* _Problem description_: In the copy, include every entry exactly but none of the pictures.

* _Dataset_:
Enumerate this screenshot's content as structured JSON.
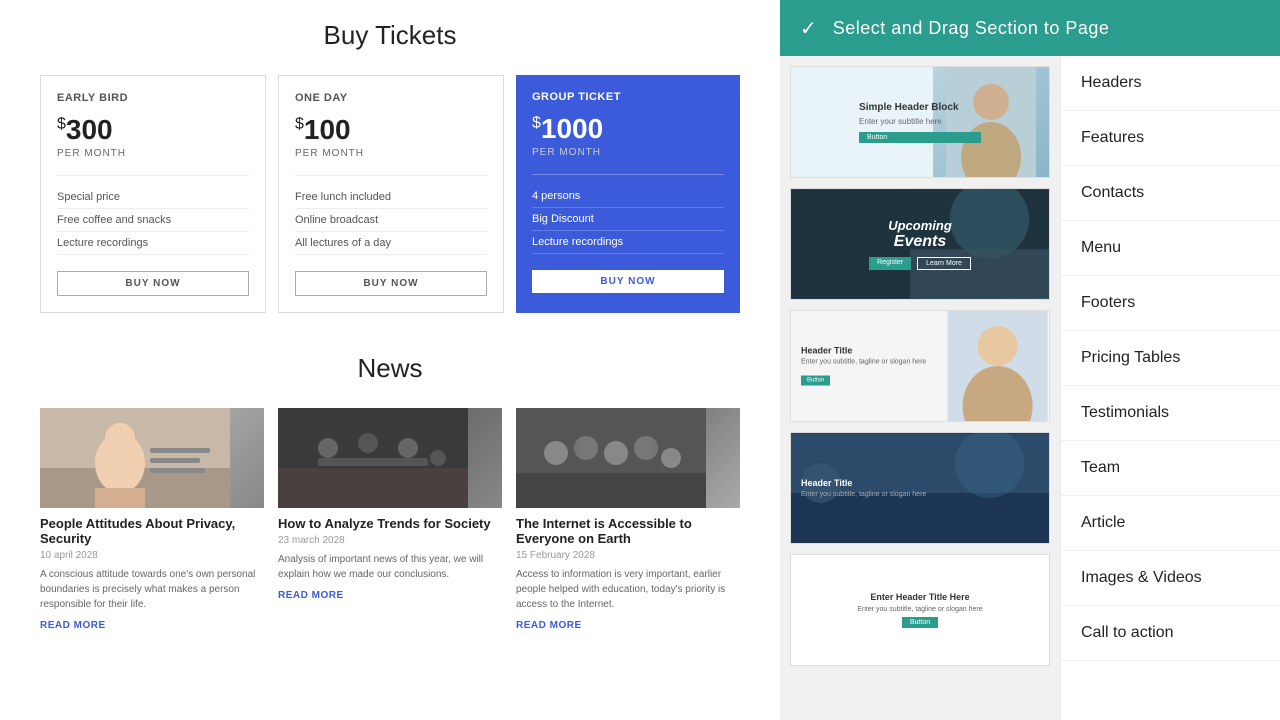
{
  "topbar": {
    "title": "Select and  Drag Section to  Page",
    "check": "✓"
  },
  "main": {
    "pricing_title": "Buy Tickets",
    "plans": [
      {
        "label": "EARLY BIRD",
        "price": "300",
        "currency": "$",
        "period": "PER MONTH",
        "features": [
          "Special price",
          "Free coffee and snacks",
          "Lecture recordings"
        ],
        "btn": "BUY NOW",
        "featured": false
      },
      {
        "label": "ONE DAY",
        "price": "100",
        "currency": "$",
        "period": "PER MONTH",
        "features": [
          "Free lunch included",
          "Online broadcast",
          "All lectures of a day"
        ],
        "btn": "BUY NOW",
        "featured": false
      },
      {
        "label": "GROUP TICKET",
        "price": "1000",
        "currency": "$",
        "period": "PER MONTH",
        "features": [
          "4 persons",
          "Big Discount",
          "Lecture recordings"
        ],
        "btn": "BUY NOW",
        "featured": true
      }
    ],
    "news_title": "News",
    "news": [
      {
        "title": "People Attitudes About Privacy, Security",
        "date": "10 april 2028",
        "desc": "A conscious attitude towards one's own personal boundaries is precisely what makes a person responsible for their life.",
        "read_more": "READ MORE"
      },
      {
        "title": "How to Analyze Trends for Society",
        "date": "23 march 2028",
        "desc": "Analysis of important news of this year, we will explain how we made our conclusions.",
        "read_more": "READ MORE"
      },
      {
        "title": "The Internet is Accessible to Everyone on Earth",
        "date": "15 February 2028",
        "desc": "Access to information is very important, earlier people helped with education, today's priority is access to the Internet.",
        "read_more": "READ MORE"
      }
    ]
  },
  "panel": {
    "thumbnails": [
      {
        "id": "thumb1",
        "type": "simple-header",
        "title": "Simple Header Block",
        "subtitle": "Enter your subtitle here",
        "btn": "Button"
      },
      {
        "id": "thumb2",
        "type": "upcoming-events",
        "title": "Upcoming",
        "subtitle": "Events"
      },
      {
        "id": "thumb3",
        "type": "header-person",
        "title": "Header Title",
        "subtitle": "Enter you subtitle, tagline or slogan here",
        "btn": "Button"
      },
      {
        "id": "thumb4",
        "type": "team-dark",
        "title": "Header Title",
        "subtitle": "Enter you subtitle, tagline or slogan here"
      },
      {
        "id": "thumb5",
        "type": "simple-white",
        "title": "Enter Header Title Here",
        "subtitle": "Enter you subtitle, tagline or slogan here",
        "btn": "Button"
      }
    ],
    "nav_items": [
      {
        "id": "headers",
        "label": "Headers"
      },
      {
        "id": "features",
        "label": "Features"
      },
      {
        "id": "contacts",
        "label": "Contacts"
      },
      {
        "id": "menu",
        "label": "Menu"
      },
      {
        "id": "footers",
        "label": "Footers"
      },
      {
        "id": "pricing-tables",
        "label": "Pricing Tables"
      },
      {
        "id": "testimonials",
        "label": "Testimonials"
      },
      {
        "id": "team",
        "label": "Team"
      },
      {
        "id": "article",
        "label": "Article"
      },
      {
        "id": "images-videos",
        "label": "Images & Videos"
      },
      {
        "id": "call-to-action",
        "label": "Call to action"
      }
    ]
  }
}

* _Exercise response_:
Enumerate this screenshot's content as structured JSON.
{
  "topbar": {
    "title": "Select and  Drag Section to  Page",
    "check": "✓"
  },
  "main": {
    "pricing_title": "Buy Tickets",
    "plans": [
      {
        "label": "EARLY BIRD",
        "price": "300",
        "currency": "$",
        "period": "PER MONTH",
        "features": [
          "Special price",
          "Free coffee and snacks",
          "Lecture recordings"
        ],
        "btn": "BUY NOW",
        "featured": false
      },
      {
        "label": "ONE DAY",
        "price": "100",
        "currency": "$",
        "period": "PER MONTH",
        "features": [
          "Free lunch included",
          "Online broadcast",
          "All lectures of a day"
        ],
        "btn": "BUY NOW",
        "featured": false
      },
      {
        "label": "GROUP TICKET",
        "price": "1000",
        "currency": "$",
        "period": "PER MONTH",
        "features": [
          "4 persons",
          "Big Discount",
          "Lecture recordings"
        ],
        "btn": "BUY NOW",
        "featured": true
      }
    ],
    "news_title": "News",
    "news": [
      {
        "title": "People Attitudes About Privacy, Security",
        "date": "10 april 2028",
        "desc": "A conscious attitude towards one's own personal boundaries is precisely what makes a person responsible for their life.",
        "read_more": "READ MORE"
      },
      {
        "title": "How to Analyze Trends for Society",
        "date": "23 march 2028",
        "desc": "Analysis of important news of this year, we will explain how we made our conclusions.",
        "read_more": "READ MORE"
      },
      {
        "title": "The Internet is Accessible to Everyone on Earth",
        "date": "15 February 2028",
        "desc": "Access to information is very important, earlier people helped with education, today's priority is access to the Internet.",
        "read_more": "READ MORE"
      }
    ]
  },
  "panel": {
    "thumbnails": [
      {
        "id": "thumb1",
        "type": "simple-header",
        "title": "Simple Header Block",
        "subtitle": "Enter your subtitle here",
        "btn": "Button"
      },
      {
        "id": "thumb2",
        "type": "upcoming-events",
        "title": "Upcoming",
        "subtitle": "Events"
      },
      {
        "id": "thumb3",
        "type": "header-person",
        "title": "Header Title",
        "subtitle": "Enter you subtitle, tagline or slogan here",
        "btn": "Button"
      },
      {
        "id": "thumb4",
        "type": "team-dark",
        "title": "Header Title",
        "subtitle": "Enter you subtitle, tagline or slogan here"
      },
      {
        "id": "thumb5",
        "type": "simple-white",
        "title": "Enter Header Title Here",
        "subtitle": "Enter you subtitle, tagline or slogan here",
        "btn": "Button"
      }
    ],
    "nav_items": [
      {
        "id": "headers",
        "label": "Headers"
      },
      {
        "id": "features",
        "label": "Features"
      },
      {
        "id": "contacts",
        "label": "Contacts"
      },
      {
        "id": "menu",
        "label": "Menu"
      },
      {
        "id": "footers",
        "label": "Footers"
      },
      {
        "id": "pricing-tables",
        "label": "Pricing Tables"
      },
      {
        "id": "testimonials",
        "label": "Testimonials"
      },
      {
        "id": "team",
        "label": "Team"
      },
      {
        "id": "article",
        "label": "Article"
      },
      {
        "id": "images-videos",
        "label": "Images & Videos"
      },
      {
        "id": "call-to-action",
        "label": "Call to action"
      }
    ]
  }
}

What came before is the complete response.